TASK DETAILS - Can you restate the records below word for word?

MATERIAL TO PROCESS -
****
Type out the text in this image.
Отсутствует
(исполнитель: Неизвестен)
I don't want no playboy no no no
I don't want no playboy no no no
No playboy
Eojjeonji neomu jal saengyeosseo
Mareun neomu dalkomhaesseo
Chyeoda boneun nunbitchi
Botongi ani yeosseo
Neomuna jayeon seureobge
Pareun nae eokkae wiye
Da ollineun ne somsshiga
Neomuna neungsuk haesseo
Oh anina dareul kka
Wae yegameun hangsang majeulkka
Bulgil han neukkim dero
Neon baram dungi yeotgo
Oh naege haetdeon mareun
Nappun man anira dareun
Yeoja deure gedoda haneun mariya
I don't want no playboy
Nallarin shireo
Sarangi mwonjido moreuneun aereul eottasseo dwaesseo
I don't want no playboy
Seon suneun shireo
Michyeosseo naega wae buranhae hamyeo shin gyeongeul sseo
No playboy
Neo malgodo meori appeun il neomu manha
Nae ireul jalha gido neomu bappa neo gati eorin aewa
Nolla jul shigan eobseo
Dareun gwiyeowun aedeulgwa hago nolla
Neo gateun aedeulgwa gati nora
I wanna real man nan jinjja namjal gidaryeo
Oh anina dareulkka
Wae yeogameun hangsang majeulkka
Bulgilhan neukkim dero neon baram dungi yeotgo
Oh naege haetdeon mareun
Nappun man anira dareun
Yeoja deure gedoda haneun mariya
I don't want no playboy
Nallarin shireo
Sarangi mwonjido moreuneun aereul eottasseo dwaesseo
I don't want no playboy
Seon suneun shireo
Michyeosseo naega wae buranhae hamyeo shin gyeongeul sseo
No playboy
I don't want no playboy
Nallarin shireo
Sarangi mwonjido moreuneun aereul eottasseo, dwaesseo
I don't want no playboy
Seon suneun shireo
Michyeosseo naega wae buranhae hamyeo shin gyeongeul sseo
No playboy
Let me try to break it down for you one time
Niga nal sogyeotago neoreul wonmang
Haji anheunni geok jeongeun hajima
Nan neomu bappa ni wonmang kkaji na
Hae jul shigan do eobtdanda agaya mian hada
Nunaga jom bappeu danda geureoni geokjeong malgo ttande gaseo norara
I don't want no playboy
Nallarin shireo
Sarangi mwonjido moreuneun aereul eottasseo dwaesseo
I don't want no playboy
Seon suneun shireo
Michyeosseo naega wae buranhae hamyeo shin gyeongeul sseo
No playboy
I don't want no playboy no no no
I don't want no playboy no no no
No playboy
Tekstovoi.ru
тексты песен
****
OUTPUT FOR THIS TASK -
Type out the text in this image.
Отсутствует
(исполнитель: Неизвестен)
I don't want no playboy no no no
I don't want no playboy no no no
No playboy
Eojjeonji neomu jal saengyeosseo
Mareun neomu dalkomhaesseo
Chyeoda boneun nunbitchi
Botongi ani yeosseo
Neomuna jayeon seureobge
Pareun nae eokkae wiye
Da ollineun ne somsshiga
Neomuna neungsuk haesseo
Oh anina dareul kka
Wae yegameun hangsang majeulkka
Bulgil han neukkim dero
Neon baram dungi yeotgo
Oh naege haetdeon mareun
Nappun man anira dareun
Yeoja deure gedoda haneun mariya
I don't want no playboy
Nallarin shireo
Sarangi mwonjido moreuneun aereul eottasseo dwaesseo
I don't want no playboy
Seon suneun shireo
Michyeosseo naega wae buranhae hamyeo shin gyeongeul sseo
No playboy
Neo malgodo meori appeun il neomu manha
Nae ireul jalha gido neomu bappa neo gati eorin aewa
Nolla jul shigan eobseo
Dareun gwiyeowun aedeulgwa hago nolla
Neo gateun aedeulgwa gati nora
I wanna real man nan jinjja namjal gidaryeo
Oh anina dareulkka
Wae yeogameun hangsang majeulkka
Bulgilhan neukkim dero neon baram dungi yeotgo
Oh naege haetdeon mareun
Nappun man anira dareun
Yeoja deure gedoda haneun mariya
I don't want no playboy
Nallarin shireo
Sarangi mwonjido moreuneun aereul eottasseo dwaesseo
I don't want no playboy
Seon suneun shireo
Michyeosseo naega wae buranhae hamyeo shin gyeongeul sseo
No playboy
I don't want no playboy
Nallarin shireo
Sarangi mwonjido moreuneun aereul eottasseo, dwaesseo
I don't want no playboy
Seon suneun shireo
Michyeosseo naega wae buranhae hamyeo shin gyeongeul sseo
No playboy
Let me try to break it down for you one time
Niga nal sogyeotago neoreul wonmang
Haji anheunni geok jeongeun hajima
Nan neomu bappa ni wonmang kkaji na
Hae jul shigan do eobtdanda agaya mian hada
Nunaga jom bappeu danda geureoni geokjeong malgo ttande gaseo norara
I don't want no playboy
Nallarin shireo
Sarangi mwonjido moreuneun aereul eottasseo dwaesseo
I don't want no playboy
Seon suneun shireo
Michyeosseo naega wae buranhae hamyeo shin gyeongeul sseo
No playboy
I don't want no playboy no no no
I don't want no playboy no no no
No playboy
Tekstovoi.ru
тексты песен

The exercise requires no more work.